GOALS:
**a.** Condense the paragraph of the excerpt beginning "For the last ten months or so" into a shorter version that keeps its main facts.
**b.** Reproduce the part of the excerpt that opens with the words containing "As my own retreat" and closes with "my objectives, too.", substituting "fascinated" for "obsessed".

* START EXCERPT TO READ *

For the last ten months or so, I've been doing a retreat based on the Spiritual Exercises of St. Ignatius. Ignatius, who worked out the concepts and practices that eventually emerged as the Exercises over a lengthy period of convalesence from a disastrous battle injury, initially thought of them as the foundation for a thirty-day retreat. However, recognizing that there would be people interested in doing the Exercises who would be unable to absent themselves from their usual responsibilities for thirty consecutive days, he noted that it would also be possible to work though them on a daily basis, with periodic meetings with a spiritual director, over a much lengthier period of time. Hence, the "19th Annotation" retreat, so named because he mentions it in the 19th Annotation to the Exercises.
As my own retreat neared its conclusion last month, I became obsessed with early Jesuit history and so, at the same time that I was reading about Celtic Christianity in western Europe in preparation for the trip to Iona, I was also soaking up information about the Jesuits and their beginnings 1000 years later. And while I had initially planned a trip to Paris in large part for the purpose of getting to Chartres, the Jesuits found their way into my objectives, too.
Although he was born in the northern Basque area of Spain and obtained his early education there, Ignatius eventually made his way to the University of Paris, where he met the men who would become his earliest companions and the founding members of the Company of Jesus. (Fascinating to at least this Presbyterian is that Ignatius was a contemporary of the early Protestant reformers, and that he and John Calvin attended the University of Paris at the same time.)

* END EXCERPT TO READ *
* START MATERIAL SHOWN *

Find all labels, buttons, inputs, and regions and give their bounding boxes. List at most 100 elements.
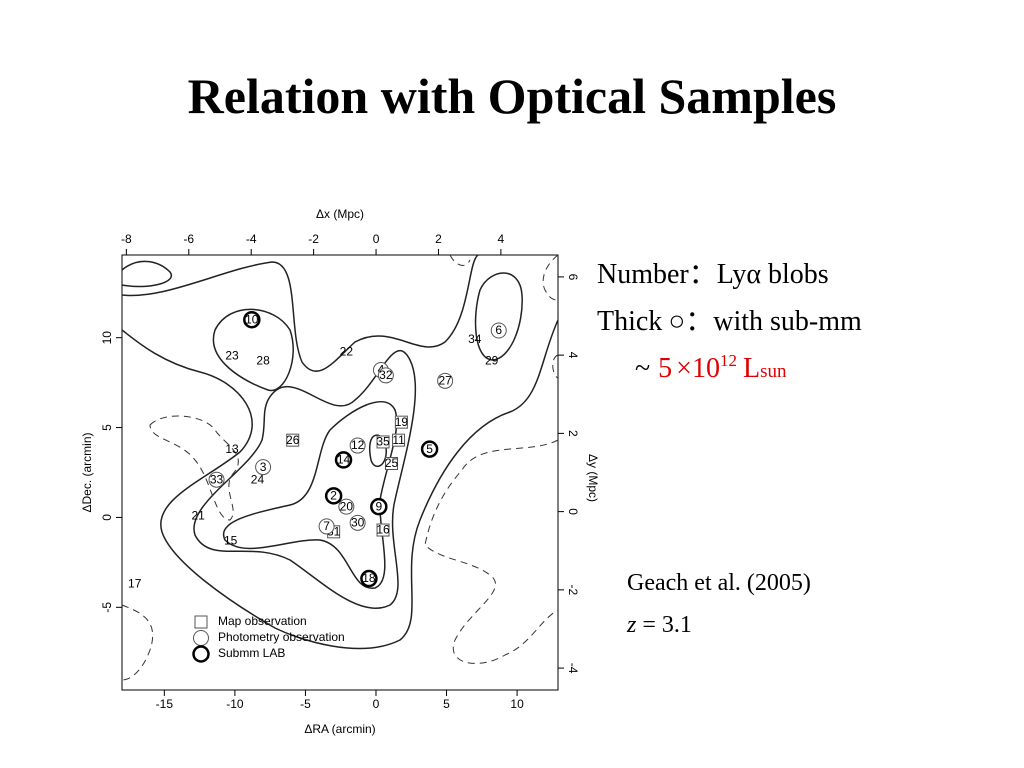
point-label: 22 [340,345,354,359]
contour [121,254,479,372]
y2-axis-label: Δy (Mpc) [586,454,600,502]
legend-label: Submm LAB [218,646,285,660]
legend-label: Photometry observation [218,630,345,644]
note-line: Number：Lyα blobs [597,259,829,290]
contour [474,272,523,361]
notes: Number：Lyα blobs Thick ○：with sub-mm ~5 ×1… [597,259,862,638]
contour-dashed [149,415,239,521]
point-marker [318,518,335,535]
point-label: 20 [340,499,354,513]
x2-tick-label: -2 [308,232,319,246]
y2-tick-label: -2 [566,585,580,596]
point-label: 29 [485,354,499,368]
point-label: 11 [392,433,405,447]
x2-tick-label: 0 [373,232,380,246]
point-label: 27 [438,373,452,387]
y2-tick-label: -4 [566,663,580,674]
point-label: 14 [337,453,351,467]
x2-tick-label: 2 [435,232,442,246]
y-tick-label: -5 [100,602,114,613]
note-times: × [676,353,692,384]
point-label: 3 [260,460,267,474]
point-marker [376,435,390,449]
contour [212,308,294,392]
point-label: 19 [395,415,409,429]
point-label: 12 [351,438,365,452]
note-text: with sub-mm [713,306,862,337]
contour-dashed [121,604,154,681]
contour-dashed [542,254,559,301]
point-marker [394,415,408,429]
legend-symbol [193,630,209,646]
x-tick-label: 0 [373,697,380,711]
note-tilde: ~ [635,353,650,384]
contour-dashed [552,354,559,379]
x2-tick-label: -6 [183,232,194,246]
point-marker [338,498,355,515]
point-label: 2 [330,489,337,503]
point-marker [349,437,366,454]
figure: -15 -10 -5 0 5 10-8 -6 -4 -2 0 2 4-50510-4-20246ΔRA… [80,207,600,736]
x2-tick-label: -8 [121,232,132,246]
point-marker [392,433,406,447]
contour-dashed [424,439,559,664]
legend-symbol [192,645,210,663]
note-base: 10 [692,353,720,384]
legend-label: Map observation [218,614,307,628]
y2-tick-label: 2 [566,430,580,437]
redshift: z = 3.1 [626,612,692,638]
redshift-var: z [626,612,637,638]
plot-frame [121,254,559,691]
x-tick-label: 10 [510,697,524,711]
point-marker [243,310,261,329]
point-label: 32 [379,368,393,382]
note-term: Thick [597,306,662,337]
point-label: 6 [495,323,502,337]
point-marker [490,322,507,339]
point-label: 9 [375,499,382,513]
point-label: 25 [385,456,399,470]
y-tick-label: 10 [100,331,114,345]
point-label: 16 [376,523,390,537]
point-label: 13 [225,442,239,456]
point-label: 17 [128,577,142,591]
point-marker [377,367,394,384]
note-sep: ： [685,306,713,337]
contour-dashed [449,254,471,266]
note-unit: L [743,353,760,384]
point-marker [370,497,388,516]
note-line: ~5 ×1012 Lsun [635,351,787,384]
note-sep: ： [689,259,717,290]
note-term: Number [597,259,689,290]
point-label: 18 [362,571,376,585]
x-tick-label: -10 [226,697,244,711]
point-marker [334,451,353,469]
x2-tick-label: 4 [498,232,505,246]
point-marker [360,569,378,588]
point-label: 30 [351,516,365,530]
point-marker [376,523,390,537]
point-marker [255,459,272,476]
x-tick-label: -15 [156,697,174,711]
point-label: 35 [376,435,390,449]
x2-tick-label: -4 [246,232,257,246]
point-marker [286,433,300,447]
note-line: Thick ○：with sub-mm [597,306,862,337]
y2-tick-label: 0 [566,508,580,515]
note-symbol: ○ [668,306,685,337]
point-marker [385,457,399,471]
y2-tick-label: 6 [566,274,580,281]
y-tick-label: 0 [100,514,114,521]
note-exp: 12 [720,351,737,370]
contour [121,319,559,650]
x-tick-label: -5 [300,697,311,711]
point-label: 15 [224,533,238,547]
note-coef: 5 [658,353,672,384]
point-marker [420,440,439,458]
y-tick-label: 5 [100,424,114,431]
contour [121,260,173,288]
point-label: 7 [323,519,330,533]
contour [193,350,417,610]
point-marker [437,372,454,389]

* END MATERIAL SHOWN *
* START MATERIAL SHOWN *

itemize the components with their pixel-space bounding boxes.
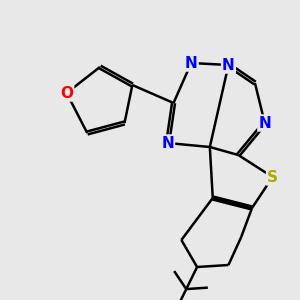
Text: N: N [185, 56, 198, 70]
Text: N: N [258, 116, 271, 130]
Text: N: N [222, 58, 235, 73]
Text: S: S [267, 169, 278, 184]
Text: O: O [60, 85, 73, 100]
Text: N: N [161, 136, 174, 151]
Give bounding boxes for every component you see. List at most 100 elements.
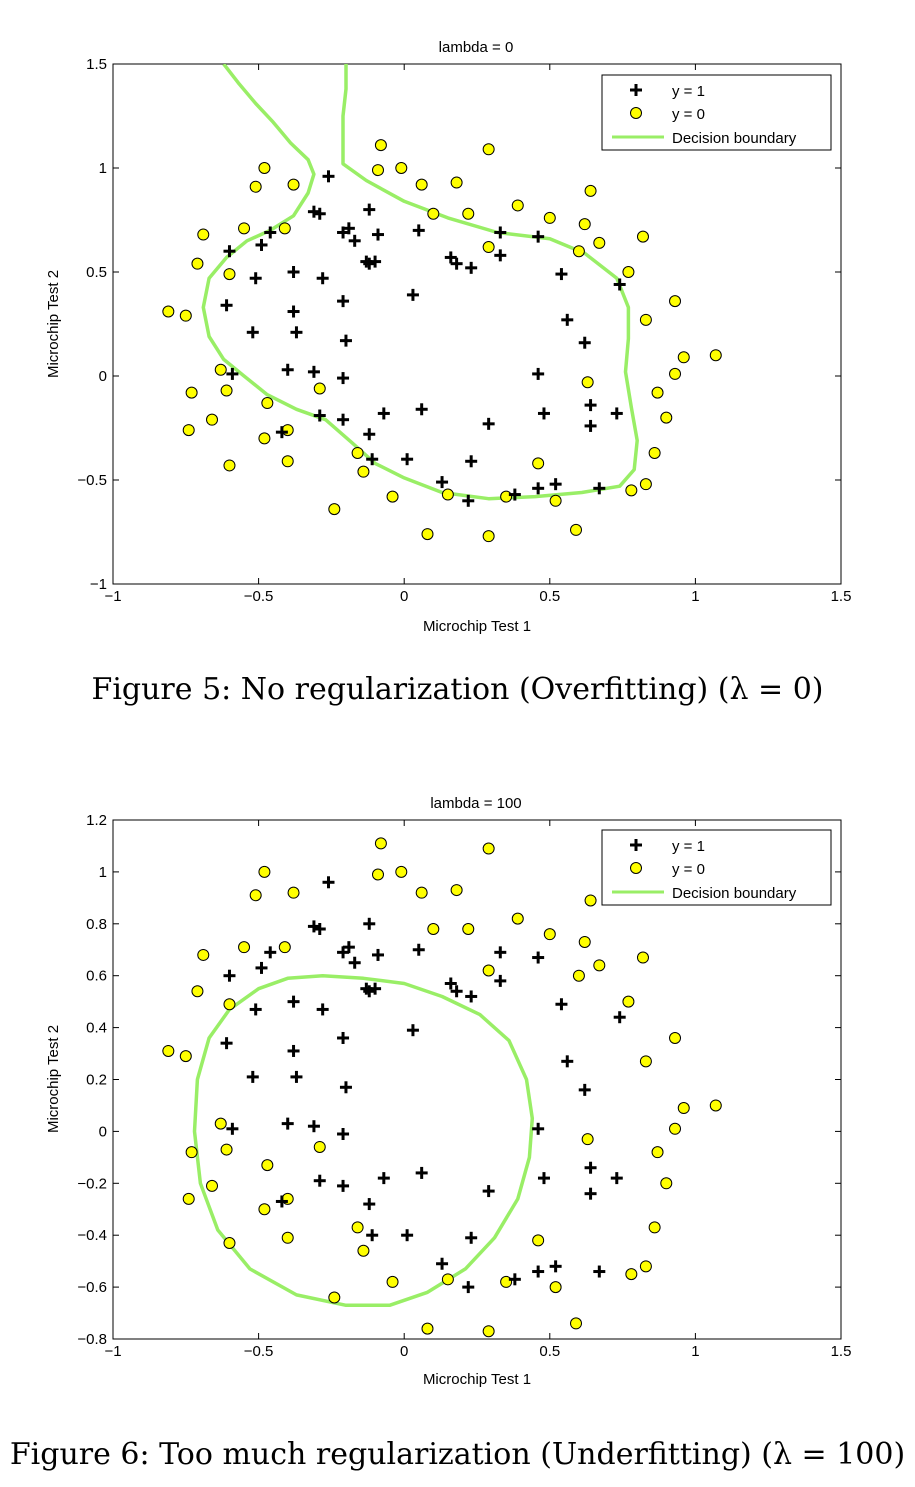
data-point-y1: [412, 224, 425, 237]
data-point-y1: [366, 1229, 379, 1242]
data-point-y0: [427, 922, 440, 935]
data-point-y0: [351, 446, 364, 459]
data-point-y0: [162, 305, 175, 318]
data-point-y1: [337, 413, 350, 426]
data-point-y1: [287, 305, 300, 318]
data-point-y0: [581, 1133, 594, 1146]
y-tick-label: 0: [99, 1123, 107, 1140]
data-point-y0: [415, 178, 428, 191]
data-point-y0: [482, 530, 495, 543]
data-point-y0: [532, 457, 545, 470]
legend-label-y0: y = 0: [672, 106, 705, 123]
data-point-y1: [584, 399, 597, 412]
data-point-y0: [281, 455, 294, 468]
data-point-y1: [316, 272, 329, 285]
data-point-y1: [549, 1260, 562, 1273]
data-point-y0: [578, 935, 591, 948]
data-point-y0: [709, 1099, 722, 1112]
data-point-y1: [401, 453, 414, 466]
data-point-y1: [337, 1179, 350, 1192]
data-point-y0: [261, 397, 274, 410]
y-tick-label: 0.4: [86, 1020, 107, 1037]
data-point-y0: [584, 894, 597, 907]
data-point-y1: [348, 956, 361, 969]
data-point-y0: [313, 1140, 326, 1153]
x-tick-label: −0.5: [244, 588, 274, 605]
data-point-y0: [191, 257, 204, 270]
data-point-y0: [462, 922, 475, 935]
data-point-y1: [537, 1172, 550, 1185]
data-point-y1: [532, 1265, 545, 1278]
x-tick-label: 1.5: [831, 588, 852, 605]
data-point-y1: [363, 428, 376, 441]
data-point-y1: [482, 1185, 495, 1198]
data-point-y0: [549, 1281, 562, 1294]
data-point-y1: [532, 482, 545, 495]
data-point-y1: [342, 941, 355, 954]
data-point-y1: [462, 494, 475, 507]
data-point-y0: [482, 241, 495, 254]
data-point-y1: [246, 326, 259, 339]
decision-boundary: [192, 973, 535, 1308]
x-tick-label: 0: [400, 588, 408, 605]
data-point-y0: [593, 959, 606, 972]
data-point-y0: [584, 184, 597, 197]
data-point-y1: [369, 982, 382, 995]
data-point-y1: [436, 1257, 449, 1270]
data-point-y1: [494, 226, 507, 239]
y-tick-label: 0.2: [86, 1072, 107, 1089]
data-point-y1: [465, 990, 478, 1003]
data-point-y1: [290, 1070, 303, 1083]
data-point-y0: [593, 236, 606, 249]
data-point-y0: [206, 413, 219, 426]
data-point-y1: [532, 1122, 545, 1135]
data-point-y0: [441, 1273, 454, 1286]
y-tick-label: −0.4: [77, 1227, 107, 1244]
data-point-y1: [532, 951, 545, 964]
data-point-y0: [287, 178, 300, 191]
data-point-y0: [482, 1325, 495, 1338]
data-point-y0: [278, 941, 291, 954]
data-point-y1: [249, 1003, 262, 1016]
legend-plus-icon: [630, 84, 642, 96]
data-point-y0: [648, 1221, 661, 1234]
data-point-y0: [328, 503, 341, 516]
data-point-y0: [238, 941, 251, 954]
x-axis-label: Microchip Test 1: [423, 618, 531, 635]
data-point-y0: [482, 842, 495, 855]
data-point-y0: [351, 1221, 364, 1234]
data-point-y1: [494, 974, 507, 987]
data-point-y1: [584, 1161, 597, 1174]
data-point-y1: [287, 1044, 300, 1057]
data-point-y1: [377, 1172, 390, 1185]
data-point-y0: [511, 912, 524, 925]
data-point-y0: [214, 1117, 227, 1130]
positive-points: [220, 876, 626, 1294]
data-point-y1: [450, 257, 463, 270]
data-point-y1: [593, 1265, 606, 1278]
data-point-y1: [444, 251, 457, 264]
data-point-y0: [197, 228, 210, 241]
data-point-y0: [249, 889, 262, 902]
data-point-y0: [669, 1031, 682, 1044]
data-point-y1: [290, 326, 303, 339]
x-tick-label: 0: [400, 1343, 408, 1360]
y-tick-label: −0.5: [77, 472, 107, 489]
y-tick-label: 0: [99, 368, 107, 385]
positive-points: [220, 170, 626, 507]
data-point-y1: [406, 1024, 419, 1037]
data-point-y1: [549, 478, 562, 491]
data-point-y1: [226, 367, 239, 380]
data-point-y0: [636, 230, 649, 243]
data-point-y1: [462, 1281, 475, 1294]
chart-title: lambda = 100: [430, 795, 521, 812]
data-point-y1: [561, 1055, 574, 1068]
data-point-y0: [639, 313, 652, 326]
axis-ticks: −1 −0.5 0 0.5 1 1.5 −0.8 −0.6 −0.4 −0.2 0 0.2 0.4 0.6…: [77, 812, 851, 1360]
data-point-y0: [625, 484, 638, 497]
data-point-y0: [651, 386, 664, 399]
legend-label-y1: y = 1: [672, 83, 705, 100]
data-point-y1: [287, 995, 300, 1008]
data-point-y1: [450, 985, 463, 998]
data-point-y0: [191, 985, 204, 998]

* END MATERIAL SHOWN *
* START MATERIAL SHOWN *

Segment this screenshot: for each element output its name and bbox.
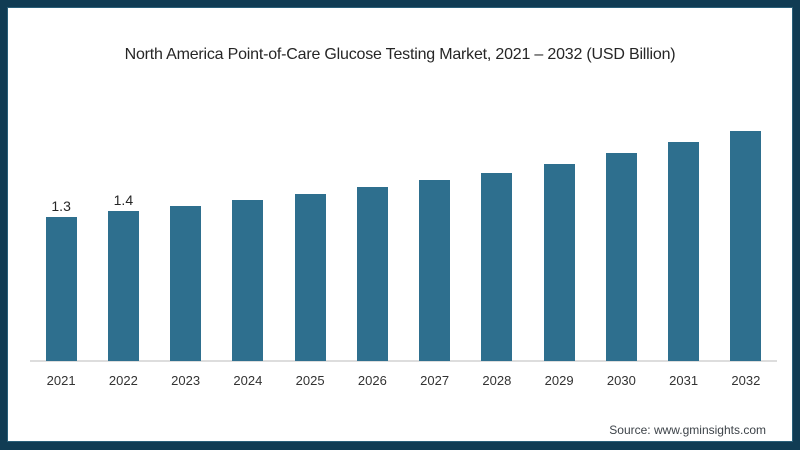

* END MATERIAL SHOWN *

OUTPUTS BY TASK:
**a.** For about ten months, the writer has been doing a retreat based on the Spiritual Exercises of St. Ignatius. Ignatius developed the Exercises while recovering from a serious battle injury and first intended them for a thirty-day retreat. Because some people could not leave their usual responsibilities for thirty consecutive days, he noted that the Exercises could also be done daily over a much longer period, with periodic meetings with a spiritual director. This is the "19th Annotation" retreat, named for the annotation to the Exercises in which he mentions it.

**b.**
As my own retreat neared its conclusion last month, I became fascinated with early Jesuit history and so, at the same time that I was reading about Celtic Christianity in western Europe in preparation for the trip to Iona, I was also soaking up information about the Jesuits and their beginnings 1000 years later. And while I had initially planned a trip to Paris in large part for the purpose of getting to Chartres, the Jesuits found their way into my objectives, too.